Extracted entries:
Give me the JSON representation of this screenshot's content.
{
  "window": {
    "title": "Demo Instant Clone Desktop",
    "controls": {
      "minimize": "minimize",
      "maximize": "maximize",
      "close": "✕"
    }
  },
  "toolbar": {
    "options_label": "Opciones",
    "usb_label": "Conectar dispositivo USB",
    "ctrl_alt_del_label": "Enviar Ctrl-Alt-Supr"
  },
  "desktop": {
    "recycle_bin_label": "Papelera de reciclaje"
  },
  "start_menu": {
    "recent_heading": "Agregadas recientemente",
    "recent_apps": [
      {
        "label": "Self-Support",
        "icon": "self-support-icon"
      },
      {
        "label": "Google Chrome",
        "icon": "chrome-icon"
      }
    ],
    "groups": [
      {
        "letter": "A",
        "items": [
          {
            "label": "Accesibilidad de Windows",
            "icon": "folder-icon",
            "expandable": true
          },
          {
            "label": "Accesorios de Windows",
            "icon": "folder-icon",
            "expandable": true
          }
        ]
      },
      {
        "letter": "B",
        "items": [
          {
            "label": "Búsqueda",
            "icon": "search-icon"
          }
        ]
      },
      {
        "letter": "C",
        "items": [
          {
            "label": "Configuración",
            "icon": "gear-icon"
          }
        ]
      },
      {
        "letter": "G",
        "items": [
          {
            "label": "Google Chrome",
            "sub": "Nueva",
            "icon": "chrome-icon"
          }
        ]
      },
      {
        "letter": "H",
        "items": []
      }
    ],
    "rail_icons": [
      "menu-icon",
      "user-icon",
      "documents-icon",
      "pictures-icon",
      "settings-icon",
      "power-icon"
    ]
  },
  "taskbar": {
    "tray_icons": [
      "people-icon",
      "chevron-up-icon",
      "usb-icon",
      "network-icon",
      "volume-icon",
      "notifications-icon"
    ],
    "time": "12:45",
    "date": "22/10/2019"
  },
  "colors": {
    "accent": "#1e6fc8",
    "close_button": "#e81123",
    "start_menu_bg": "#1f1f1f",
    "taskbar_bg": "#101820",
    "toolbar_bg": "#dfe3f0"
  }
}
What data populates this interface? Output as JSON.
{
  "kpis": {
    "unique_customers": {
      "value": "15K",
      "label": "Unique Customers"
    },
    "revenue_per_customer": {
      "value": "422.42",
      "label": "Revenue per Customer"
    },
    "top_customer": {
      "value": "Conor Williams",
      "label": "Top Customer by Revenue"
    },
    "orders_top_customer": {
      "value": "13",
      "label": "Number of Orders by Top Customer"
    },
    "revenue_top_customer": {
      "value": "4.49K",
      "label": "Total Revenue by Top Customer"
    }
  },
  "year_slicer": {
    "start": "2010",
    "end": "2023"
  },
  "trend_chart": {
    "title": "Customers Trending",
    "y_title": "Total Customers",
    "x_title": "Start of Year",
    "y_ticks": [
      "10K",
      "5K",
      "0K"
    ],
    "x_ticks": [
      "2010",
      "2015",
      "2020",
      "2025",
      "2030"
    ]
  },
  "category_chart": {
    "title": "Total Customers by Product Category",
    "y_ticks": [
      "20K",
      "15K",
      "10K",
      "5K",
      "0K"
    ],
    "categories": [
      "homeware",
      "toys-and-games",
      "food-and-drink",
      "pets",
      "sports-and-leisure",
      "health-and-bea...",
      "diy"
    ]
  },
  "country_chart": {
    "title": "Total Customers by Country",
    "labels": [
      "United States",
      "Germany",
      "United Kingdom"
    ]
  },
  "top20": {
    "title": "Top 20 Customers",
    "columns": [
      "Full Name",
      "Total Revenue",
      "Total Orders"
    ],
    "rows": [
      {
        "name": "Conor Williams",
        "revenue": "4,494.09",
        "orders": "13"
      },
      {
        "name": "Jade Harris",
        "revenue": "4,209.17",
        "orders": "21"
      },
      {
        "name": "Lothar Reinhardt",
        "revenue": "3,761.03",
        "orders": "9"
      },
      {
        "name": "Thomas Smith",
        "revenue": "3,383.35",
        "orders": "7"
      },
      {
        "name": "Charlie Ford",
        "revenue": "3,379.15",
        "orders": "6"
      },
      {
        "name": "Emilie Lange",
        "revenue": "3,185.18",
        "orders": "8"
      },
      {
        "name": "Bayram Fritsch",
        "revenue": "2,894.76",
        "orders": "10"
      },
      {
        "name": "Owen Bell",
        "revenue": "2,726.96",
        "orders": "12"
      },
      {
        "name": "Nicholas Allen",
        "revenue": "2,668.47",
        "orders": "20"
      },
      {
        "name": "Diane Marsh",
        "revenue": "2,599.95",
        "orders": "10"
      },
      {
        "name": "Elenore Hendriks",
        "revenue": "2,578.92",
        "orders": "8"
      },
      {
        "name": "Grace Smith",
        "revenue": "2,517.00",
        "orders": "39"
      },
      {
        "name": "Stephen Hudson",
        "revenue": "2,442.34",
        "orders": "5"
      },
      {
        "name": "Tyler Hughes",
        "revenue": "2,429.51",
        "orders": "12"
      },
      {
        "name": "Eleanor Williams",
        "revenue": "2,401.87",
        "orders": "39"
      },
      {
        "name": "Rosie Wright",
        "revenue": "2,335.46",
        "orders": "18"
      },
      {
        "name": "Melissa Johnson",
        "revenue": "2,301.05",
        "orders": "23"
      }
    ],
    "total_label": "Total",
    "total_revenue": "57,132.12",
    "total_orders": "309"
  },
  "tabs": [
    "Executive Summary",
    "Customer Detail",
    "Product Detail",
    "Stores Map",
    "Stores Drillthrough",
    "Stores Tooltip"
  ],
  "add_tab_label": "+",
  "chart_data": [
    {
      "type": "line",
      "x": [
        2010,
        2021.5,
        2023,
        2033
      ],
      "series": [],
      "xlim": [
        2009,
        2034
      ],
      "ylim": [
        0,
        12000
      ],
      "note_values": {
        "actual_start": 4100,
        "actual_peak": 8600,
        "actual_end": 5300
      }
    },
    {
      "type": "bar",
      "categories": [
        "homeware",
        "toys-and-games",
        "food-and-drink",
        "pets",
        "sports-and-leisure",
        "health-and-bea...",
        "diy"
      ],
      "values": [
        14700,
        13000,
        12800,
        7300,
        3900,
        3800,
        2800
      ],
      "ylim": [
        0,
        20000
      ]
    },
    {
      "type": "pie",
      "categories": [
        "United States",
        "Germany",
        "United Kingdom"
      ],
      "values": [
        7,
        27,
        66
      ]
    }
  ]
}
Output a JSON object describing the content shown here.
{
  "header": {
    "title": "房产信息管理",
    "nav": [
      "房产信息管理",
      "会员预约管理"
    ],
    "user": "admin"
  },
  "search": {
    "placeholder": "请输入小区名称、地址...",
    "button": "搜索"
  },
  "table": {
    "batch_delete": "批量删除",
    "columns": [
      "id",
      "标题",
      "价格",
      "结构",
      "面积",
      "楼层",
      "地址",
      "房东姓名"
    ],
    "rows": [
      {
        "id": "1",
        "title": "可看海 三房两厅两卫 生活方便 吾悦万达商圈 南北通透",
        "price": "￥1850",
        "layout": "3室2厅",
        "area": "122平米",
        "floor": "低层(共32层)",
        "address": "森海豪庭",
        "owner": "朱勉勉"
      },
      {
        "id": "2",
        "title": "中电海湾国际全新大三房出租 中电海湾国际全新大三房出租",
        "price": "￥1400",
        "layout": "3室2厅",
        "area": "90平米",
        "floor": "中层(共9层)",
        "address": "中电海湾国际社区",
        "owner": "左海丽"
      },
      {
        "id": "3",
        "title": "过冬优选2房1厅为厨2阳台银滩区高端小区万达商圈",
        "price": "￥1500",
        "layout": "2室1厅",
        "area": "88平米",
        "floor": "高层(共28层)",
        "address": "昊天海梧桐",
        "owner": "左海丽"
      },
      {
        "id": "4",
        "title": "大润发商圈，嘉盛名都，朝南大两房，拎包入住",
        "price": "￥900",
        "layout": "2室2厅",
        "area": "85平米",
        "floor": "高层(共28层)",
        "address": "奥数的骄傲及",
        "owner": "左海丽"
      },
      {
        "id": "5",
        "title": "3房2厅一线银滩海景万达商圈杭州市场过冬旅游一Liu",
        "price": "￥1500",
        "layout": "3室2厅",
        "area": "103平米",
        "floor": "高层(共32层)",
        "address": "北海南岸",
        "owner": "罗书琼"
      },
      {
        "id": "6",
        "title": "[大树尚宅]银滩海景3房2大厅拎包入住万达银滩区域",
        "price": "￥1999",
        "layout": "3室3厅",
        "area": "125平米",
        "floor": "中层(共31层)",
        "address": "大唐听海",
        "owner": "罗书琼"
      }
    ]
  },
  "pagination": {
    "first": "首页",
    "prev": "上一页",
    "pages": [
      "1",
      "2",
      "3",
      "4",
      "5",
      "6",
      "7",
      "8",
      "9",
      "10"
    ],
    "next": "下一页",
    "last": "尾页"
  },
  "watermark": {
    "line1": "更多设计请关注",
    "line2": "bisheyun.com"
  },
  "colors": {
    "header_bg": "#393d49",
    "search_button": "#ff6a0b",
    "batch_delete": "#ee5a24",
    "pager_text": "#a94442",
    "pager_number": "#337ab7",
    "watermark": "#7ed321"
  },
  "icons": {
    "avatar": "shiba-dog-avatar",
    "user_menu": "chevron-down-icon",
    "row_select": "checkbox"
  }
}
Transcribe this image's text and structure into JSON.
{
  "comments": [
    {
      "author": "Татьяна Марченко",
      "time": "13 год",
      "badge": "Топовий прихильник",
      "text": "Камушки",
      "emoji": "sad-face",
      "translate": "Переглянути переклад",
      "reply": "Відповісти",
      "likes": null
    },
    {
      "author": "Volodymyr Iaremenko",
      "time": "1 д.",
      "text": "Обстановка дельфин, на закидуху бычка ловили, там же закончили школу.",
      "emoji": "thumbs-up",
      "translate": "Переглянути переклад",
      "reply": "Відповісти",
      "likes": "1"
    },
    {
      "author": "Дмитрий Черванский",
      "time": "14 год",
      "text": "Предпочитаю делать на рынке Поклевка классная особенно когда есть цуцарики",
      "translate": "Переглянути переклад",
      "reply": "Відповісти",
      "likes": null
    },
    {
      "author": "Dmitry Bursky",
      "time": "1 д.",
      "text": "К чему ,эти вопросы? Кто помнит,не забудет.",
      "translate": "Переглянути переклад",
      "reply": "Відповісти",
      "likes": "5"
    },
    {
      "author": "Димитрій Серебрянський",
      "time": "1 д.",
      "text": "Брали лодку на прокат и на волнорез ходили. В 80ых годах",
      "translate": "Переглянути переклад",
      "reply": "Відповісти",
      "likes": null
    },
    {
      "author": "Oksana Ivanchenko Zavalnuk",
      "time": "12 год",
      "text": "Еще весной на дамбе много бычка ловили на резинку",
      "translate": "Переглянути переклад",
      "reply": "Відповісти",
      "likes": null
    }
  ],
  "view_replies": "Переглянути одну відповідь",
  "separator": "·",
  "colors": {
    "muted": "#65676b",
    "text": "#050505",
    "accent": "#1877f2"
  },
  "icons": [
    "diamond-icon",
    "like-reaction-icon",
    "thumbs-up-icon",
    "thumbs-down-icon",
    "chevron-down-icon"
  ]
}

Task requirements: Pull out all lines in the data above that include "this".

The output:
Give me the JSON representation of this screenshot's content.
What data populates this interface? Output as JSON.
Transcribe this image's text and structure into JSON.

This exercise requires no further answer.